===== EXCERPTED RECORDS =====
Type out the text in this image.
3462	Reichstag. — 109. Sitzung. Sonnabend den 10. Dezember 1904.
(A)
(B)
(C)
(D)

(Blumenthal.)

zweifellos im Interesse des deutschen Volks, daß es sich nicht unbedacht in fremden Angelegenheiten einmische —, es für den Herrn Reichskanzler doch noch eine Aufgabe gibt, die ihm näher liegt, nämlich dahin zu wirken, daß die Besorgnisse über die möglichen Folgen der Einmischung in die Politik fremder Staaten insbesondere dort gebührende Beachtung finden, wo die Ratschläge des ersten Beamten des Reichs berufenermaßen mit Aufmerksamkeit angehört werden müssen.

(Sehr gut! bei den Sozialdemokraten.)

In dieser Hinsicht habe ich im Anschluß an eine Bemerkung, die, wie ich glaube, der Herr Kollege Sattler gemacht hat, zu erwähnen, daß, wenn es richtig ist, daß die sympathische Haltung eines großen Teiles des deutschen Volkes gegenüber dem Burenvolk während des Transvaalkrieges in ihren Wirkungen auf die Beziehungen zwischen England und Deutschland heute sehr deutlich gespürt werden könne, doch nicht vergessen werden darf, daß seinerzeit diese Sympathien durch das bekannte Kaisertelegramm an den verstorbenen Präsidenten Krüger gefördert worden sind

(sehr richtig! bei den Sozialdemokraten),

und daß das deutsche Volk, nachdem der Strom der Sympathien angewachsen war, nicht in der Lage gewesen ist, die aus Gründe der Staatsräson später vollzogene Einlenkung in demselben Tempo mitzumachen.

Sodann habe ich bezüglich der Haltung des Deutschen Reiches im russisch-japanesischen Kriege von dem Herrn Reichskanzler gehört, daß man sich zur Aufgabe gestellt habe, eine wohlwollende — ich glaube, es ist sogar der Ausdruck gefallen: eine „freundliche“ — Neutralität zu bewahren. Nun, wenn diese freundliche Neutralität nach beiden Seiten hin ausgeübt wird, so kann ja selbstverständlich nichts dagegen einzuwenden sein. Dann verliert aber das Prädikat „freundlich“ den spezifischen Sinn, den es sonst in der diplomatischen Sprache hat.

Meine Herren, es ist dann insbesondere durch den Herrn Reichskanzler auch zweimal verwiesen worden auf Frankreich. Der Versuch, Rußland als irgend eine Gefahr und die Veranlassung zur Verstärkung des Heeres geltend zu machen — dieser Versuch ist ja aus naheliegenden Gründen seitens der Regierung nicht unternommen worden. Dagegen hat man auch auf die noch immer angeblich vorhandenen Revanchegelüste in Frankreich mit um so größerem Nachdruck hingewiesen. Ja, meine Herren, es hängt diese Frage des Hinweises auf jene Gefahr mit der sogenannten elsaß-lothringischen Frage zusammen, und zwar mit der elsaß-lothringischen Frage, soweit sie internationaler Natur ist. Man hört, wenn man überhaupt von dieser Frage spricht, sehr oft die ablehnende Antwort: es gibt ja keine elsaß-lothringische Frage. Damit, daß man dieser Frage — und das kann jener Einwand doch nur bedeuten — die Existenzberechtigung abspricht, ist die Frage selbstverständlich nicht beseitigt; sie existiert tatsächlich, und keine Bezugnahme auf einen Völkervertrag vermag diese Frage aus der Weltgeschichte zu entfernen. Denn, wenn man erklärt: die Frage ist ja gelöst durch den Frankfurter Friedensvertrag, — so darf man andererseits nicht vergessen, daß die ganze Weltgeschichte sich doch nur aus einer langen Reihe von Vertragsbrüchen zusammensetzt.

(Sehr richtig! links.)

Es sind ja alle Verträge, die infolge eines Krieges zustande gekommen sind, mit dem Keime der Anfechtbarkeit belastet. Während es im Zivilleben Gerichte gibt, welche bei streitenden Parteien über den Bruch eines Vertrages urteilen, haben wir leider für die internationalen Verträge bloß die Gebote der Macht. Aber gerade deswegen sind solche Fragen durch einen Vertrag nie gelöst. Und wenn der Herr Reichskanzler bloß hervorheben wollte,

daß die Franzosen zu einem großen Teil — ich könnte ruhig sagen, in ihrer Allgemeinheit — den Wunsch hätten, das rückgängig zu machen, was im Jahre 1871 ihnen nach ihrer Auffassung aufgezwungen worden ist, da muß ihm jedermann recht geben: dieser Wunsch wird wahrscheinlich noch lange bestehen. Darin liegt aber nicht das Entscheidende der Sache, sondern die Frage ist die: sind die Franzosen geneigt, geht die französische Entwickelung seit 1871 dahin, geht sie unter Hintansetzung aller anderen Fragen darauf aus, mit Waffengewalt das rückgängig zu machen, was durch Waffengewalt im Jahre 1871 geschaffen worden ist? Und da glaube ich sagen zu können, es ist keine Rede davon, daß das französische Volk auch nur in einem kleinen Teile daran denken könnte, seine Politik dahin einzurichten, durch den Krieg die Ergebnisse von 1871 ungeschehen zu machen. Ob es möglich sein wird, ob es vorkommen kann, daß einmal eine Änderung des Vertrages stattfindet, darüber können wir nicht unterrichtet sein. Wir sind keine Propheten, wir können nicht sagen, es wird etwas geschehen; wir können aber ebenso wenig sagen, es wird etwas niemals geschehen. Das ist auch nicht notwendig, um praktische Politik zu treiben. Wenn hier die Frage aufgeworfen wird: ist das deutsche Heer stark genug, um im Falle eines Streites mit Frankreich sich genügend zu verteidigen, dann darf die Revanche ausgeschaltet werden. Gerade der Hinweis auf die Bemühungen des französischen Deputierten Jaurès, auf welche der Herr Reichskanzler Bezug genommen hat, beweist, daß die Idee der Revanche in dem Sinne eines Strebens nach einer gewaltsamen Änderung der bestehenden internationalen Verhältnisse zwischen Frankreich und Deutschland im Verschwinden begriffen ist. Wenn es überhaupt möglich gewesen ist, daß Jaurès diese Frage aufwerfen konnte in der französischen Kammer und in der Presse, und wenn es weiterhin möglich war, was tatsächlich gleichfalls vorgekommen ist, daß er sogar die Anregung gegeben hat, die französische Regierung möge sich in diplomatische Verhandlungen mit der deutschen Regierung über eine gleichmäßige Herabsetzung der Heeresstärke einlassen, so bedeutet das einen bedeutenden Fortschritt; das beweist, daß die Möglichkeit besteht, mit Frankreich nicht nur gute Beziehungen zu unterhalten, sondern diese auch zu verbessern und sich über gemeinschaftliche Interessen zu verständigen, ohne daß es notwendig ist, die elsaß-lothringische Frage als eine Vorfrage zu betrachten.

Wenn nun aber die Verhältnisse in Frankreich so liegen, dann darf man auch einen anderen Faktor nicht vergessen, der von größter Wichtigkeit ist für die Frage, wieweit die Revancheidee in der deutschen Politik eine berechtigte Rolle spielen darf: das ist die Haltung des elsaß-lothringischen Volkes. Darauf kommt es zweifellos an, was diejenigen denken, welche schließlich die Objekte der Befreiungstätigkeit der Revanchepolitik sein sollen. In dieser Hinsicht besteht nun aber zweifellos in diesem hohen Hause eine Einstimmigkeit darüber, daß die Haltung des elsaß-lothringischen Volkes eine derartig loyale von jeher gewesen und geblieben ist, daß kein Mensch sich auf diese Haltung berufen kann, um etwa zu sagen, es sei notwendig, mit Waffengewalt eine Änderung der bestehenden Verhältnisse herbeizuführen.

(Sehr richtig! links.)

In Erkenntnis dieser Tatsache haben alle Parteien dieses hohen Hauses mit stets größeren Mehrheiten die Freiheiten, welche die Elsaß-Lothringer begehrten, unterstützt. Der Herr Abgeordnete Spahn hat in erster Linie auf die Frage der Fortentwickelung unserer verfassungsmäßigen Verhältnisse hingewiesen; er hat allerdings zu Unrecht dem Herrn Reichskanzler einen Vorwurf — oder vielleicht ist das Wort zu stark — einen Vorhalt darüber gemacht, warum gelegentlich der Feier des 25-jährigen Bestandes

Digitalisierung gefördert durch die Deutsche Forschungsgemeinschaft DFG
=====
ACTIVITY
All the entries should be output exactly as given.

EXERCISE RESULT
Type out the text in this image.
3462	Reichstag. — 109. Sitzung. Sonnabend den 10. Dezember 1904.
(A)
(B)
(C)
(D)

(Blumenthal.)

zweifellos im Interesse des deutschen Volks, daß es sich nicht unbedacht in fremden Angelegenheiten einmische —, es für den Herrn Reichskanzler doch noch eine Aufgabe gibt, die ihm näher liegt, nämlich dahin zu wirken, daß die Besorgnisse über die möglichen Folgen der Einmischung in die Politik fremder Staaten insbesondere dort gebührende Beachtung finden, wo die Ratschläge des ersten Beamten des Reichs berufenermaßen mit Aufmerksamkeit angehört werden müssen.

(Sehr gut! bei den Sozialdemokraten.)

In dieser Hinsicht habe ich im Anschluß an eine Bemerkung, die, wie ich glaube, der Herr Kollege Sattler gemacht hat, zu erwähnen, daß, wenn es richtig ist, daß die sympathische Haltung eines großen Teiles des deutschen Volkes gegenüber dem Burenvolk während des Transvaalkrieges in ihren Wirkungen auf die Beziehungen zwischen England und Deutschland heute sehr deutlich gespürt werden könne, doch nicht vergessen werden darf, daß seinerzeit diese Sympathien durch das bekannte Kaisertelegramm an den verstorbenen Präsidenten Krüger gefördert worden sind

(sehr richtig! bei den Sozialdemokraten),

und daß das deutsche Volk, nachdem der Strom der Sympathien angewachsen war, nicht in der Lage gewesen ist, die aus Gründe der Staatsräson später vollzogene Einlenkung in demselben Tempo mitzumachen.

Sodann habe ich bezüglich der Haltung des Deutschen Reiches im russisch-japanesischen Kriege von dem Herrn Reichskanzler gehört, daß man sich zur Aufgabe gestellt habe, eine wohlwollende — ich glaube, es ist sogar der Ausdruck gefallen: eine „freundliche“ — Neutralität zu bewahren. Nun, wenn diese freundliche Neutralität nach beiden Seiten hin ausgeübt wird, so kann ja selbstverständlich nichts dagegen einzuwenden sein. Dann verliert aber das Prädikat „freundlich“ den spezifischen Sinn, den es sonst in der diplomatischen Sprache hat.

Meine Herren, es ist dann insbesondere durch den Herrn Reichskanzler auch zweimal verwiesen worden auf Frankreich. Der Versuch, Rußland als irgend eine Gefahr und die Veranlassung zur Verstärkung des Heeres geltend zu machen — dieser Versuch ist ja aus naheliegenden Gründen seitens der Regierung nicht unternommen worden. Dagegen hat man auch auf die noch immer angeblich vorhandenen Revanchegelüste in Frankreich mit um so größerem Nachdruck hingewiesen. Ja, meine Herren, es hängt diese Frage des Hinweises auf jene Gefahr mit der sogenannten elsaß-lothringischen Frage zusammen, und zwar mit der elsaß-lothringischen Frage, soweit sie internationaler Natur ist. Man hört, wenn man überhaupt von dieser Frage spricht, sehr oft die ablehnende Antwort: es gibt ja keine elsaß-lothringische Frage. Damit, daß man dieser Frage — und das kann jener Einwand doch nur bedeuten — die Existenzberechtigung abspricht, ist die Frage selbstverständlich nicht beseitigt; sie existiert tatsächlich, und keine Bezugnahme auf einen Völkervertrag vermag diese Frage aus der Weltgeschichte zu entfernen. Denn, wenn man erklärt: die Frage ist ja gelöst durch den Frankfurter Friedensvertrag, — so darf man andererseits nicht vergessen, daß die ganze Weltgeschichte sich doch nur aus einer langen Reihe von Vertragsbrüchen zusammensetzt.

(Sehr richtig! links.)

Es sind ja alle Verträge, die infolge eines Krieges zustande gekommen sind, mit dem Keime der Anfechtbarkeit belastet. Während es im Zivilleben Gerichte gibt, welche bei streitenden Parteien über den Bruch eines Vertrages urteilen, haben wir leider für die internationalen Verträge bloß die Gebote der Macht. Aber gerade deswegen sind solche Fragen durch einen Vertrag nie gelöst. Und wenn der Herr Reichskanzler bloß hervorheben wollte,

daß die Franzosen zu einem großen Teil — ich könnte ruhig sagen, in ihrer Allgemeinheit — den Wunsch hätten, das rückgängig zu machen, was im Jahre 1871 ihnen nach ihrer Auffassung aufgezwungen worden ist, da muß ihm jedermann recht geben: dieser Wunsch wird wahrscheinlich noch lange bestehen. Darin liegt aber nicht das Entscheidende der Sache, sondern die Frage ist die: sind die Franzosen geneigt, geht die französische Entwickelung seit 1871 dahin, geht sie unter Hintansetzung aller anderen Fragen darauf aus, mit Waffengewalt das rückgängig zu machen, was durch Waffengewalt im Jahre 1871 geschaffen worden ist? Und da glaube ich sagen zu können, es ist keine Rede davon, daß das französische Volk auch nur in einem kleinen Teile daran denken könnte, seine Politik dahin einzurichten, durch den Krieg die Ergebnisse von 1871 ungeschehen zu machen. Ob es möglich sein wird, ob es vorkommen kann, daß einmal eine Änderung des Vertrages stattfindet, darüber können wir nicht unterrichtet sein. Wir sind keine Propheten, wir können nicht sagen, es wird etwas geschehen; wir können aber ebenso wenig sagen, es wird etwas niemals geschehen. Das ist auch nicht notwendig, um praktische Politik zu treiben. Wenn hier die Frage aufgeworfen wird: ist das deutsche Heer stark genug, um im Falle eines Streites mit Frankreich sich genügend zu verteidigen, dann darf die Revanche ausgeschaltet werden. Gerade der Hinweis auf die Bemühungen des französischen Deputierten Jaurès, auf welche der Herr Reichskanzler Bezug genommen hat, beweist, daß die Idee der Revanche in dem Sinne eines Strebens nach einer gewaltsamen Änderung der bestehenden internationalen Verhältnisse zwischen Frankreich und Deutschland im Verschwinden begriffen ist. Wenn es überhaupt möglich gewesen ist, daß Jaurès diese Frage aufwerfen konnte in der französischen Kammer und in der Presse, und wenn es weiterhin möglich war, was tatsächlich gleichfalls vorgekommen ist, daß er sogar die Anregung gegeben hat, die französische Regierung möge sich in diplomatische Verhandlungen mit der deutschen Regierung über eine gleichmäßige Herabsetzung der Heeresstärke einlassen, so bedeutet das einen bedeutenden Fortschritt; das beweist, daß die Möglichkeit besteht, mit Frankreich nicht nur gute Beziehungen zu unterhalten, sondern diese auch zu verbessern und sich über gemeinschaftliche Interessen zu verständigen, ohne daß es notwendig ist, die elsaß-lothringische Frage als eine Vorfrage zu betrachten.

Wenn nun aber die Verhältnisse in Frankreich so liegen, dann darf man auch einen anderen Faktor nicht vergessen, der von größter Wichtigkeit ist für die Frage, wieweit die Revancheidee in der deutschen Politik eine berechtigte Rolle spielen darf: das ist die Haltung des elsaß-lothringischen Volkes. Darauf kommt es zweifellos an, was diejenigen denken, welche schließlich die Objekte der Befreiungstätigkeit der Revanchepolitik sein sollen. In dieser Hinsicht besteht nun aber zweifellos in diesem hohen Hause eine Einstimmigkeit darüber, daß die Haltung des elsaß-lothringischen Volkes eine derartig loyale von jeher gewesen und geblieben ist, daß kein Mensch sich auf diese Haltung berufen kann, um etwa zu sagen, es sei notwendig, mit Waffengewalt eine Änderung der bestehenden Verhältnisse herbeizuführen.

(Sehr richtig! links.)

In Erkenntnis dieser Tatsache haben alle Parteien dieses hohen Hauses mit stets größeren Mehrheiten die Freiheiten, welche die Elsaß-Lothringer begehrten, unterstützt. Der Herr Abgeordnete Spahn hat in erster Linie auf die Frage der Fortentwickelung unserer verfassungsmäßigen Verhältnisse hingewiesen; er hat allerdings zu Unrecht dem Herrn Reichskanzler einen Vorwurf — oder vielleicht ist das Wort zu stark — einen Vorhalt darüber gemacht, warum gelegentlich der Feier des 25-jährigen Bestandes

Digitalisierung gefördert durch die Deutsche Forschungsgemeinschaft DFG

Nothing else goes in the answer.